** Do this **
Every line that holds the string "color" is to be identified and copied.

* start *

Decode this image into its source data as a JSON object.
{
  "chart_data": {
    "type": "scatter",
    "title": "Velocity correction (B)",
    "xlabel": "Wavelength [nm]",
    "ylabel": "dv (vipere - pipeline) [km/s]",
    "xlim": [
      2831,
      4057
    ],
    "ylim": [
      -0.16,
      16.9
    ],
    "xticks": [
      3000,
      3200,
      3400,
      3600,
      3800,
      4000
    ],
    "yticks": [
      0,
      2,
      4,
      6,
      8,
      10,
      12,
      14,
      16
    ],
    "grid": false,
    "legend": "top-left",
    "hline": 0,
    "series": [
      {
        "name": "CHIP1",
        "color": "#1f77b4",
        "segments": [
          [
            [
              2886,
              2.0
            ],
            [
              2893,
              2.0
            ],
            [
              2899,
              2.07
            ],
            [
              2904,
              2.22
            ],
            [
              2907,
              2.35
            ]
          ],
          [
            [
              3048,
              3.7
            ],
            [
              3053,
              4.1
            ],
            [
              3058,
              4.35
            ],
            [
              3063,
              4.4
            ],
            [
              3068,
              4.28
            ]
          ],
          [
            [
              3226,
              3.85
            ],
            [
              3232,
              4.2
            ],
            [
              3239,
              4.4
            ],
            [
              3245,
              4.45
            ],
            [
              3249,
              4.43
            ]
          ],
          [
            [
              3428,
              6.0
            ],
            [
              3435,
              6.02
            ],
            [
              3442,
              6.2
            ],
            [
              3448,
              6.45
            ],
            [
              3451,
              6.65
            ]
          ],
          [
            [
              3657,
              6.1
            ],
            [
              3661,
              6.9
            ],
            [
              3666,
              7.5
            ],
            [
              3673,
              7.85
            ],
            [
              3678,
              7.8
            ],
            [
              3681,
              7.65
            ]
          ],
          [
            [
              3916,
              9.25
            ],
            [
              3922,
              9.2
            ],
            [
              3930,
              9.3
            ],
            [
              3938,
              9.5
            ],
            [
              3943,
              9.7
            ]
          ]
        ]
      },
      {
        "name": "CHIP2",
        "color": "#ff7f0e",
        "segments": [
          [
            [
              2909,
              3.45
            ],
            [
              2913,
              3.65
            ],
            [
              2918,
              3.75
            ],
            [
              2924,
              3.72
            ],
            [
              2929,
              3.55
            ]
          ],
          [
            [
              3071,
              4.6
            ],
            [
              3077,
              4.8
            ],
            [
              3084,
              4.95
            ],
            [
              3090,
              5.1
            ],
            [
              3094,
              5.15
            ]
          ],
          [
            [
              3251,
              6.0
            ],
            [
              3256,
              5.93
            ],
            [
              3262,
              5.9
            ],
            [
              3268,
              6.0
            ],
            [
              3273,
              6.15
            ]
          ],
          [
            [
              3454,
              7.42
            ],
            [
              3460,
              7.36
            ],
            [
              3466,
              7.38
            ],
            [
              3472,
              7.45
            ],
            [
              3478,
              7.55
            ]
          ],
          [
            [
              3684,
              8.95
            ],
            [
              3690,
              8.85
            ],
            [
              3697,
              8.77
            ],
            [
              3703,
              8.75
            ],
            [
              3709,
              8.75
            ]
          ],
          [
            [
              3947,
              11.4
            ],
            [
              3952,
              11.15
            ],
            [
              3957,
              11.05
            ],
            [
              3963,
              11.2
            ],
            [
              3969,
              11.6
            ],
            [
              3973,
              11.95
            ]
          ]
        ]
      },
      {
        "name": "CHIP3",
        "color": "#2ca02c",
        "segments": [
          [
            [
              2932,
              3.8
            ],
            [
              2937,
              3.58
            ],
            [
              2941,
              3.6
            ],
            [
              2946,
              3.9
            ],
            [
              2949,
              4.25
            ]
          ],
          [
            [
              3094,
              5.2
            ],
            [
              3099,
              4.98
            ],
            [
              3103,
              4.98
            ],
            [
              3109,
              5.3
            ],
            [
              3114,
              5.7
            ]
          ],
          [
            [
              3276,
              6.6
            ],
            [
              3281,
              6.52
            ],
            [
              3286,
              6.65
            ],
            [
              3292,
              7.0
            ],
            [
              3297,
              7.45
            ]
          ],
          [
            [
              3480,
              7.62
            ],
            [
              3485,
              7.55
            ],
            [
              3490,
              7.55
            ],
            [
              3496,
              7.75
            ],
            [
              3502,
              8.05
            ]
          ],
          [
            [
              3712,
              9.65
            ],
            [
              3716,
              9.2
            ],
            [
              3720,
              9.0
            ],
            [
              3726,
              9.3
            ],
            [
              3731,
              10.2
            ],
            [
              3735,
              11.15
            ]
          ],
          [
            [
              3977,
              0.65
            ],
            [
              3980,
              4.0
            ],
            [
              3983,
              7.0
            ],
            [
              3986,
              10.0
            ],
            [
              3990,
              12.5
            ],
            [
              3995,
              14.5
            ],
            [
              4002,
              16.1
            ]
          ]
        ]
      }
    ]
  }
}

* end *

** Expected answer **
        "color": "#1f77b4",
        "color": "#ff7f0e",
        "color": "#2ca02c",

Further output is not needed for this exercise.